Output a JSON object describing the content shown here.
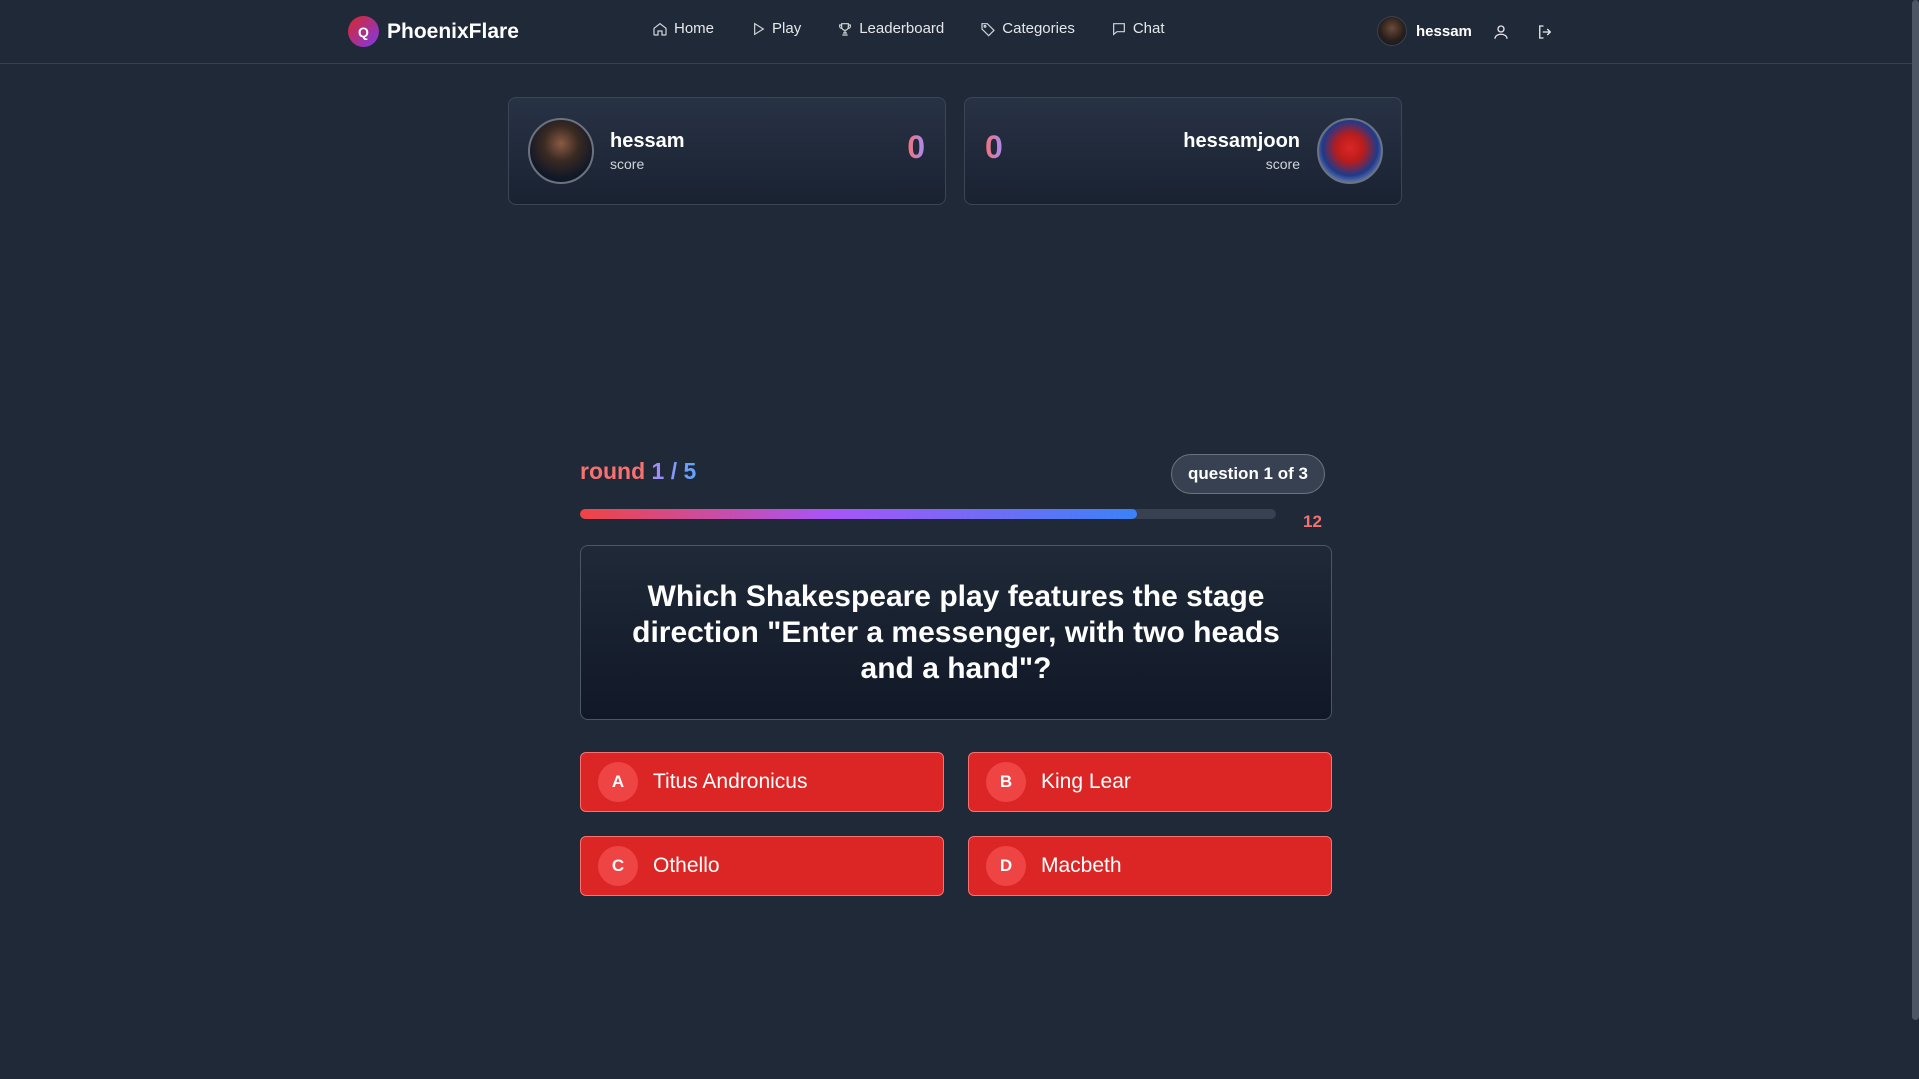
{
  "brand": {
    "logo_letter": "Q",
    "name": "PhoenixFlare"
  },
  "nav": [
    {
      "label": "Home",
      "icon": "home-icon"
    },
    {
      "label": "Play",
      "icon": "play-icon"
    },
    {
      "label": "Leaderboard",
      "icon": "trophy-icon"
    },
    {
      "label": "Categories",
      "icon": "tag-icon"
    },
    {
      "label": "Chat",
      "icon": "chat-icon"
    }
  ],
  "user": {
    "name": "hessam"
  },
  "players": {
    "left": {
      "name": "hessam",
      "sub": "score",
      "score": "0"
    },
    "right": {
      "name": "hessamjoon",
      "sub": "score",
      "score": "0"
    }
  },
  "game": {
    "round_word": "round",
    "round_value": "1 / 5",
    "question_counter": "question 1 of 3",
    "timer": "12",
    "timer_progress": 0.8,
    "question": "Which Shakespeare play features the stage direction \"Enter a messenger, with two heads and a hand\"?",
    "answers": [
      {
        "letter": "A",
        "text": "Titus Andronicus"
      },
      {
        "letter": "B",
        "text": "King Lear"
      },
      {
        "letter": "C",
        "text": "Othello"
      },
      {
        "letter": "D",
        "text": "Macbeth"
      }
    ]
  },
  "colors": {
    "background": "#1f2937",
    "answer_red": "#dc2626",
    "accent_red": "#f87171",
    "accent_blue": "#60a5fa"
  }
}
========
What the exercise asks
The listing above needs to be output again exactly. Don't include the pictures.

Exercise answer
Output a JSON object describing the content shown here.
{
  "brand": {
    "logo_letter": "Q",
    "name": "PhoenixFlare"
  },
  "nav": [
    {
      "label": "Home",
      "icon": "home-icon"
    },
    {
      "label": "Play",
      "icon": "play-icon"
    },
    {
      "label": "Leaderboard",
      "icon": "trophy-icon"
    },
    {
      "label": "Categories",
      "icon": "tag-icon"
    },
    {
      "label": "Chat",
      "icon": "chat-icon"
    }
  ],
  "user": {
    "name": "hessam"
  },
  "players": {
    "left": {
      "name": "hessam",
      "sub": "score",
      "score": "0"
    },
    "right": {
      "name": "hessamjoon",
      "sub": "score",
      "score": "0"
    }
  },
  "game": {
    "round_word": "round",
    "round_value": "1 / 5",
    "question_counter": "question 1 of 3",
    "timer": "12",
    "timer_progress": 0.8,
    "question": "Which Shakespeare play features the stage direction \"Enter a messenger, with two heads and a hand\"?",
    "answers": [
      {
        "letter": "A",
        "text": "Titus Andronicus"
      },
      {
        "letter": "B",
        "text": "King Lear"
      },
      {
        "letter": "C",
        "text": "Othello"
      },
      {
        "letter": "D",
        "text": "Macbeth"
      }
    ]
  },
  "colors": {
    "background": "#1f2937",
    "answer_red": "#dc2626",
    "accent_red": "#f87171",
    "accent_blue": "#60a5fa"
  }
}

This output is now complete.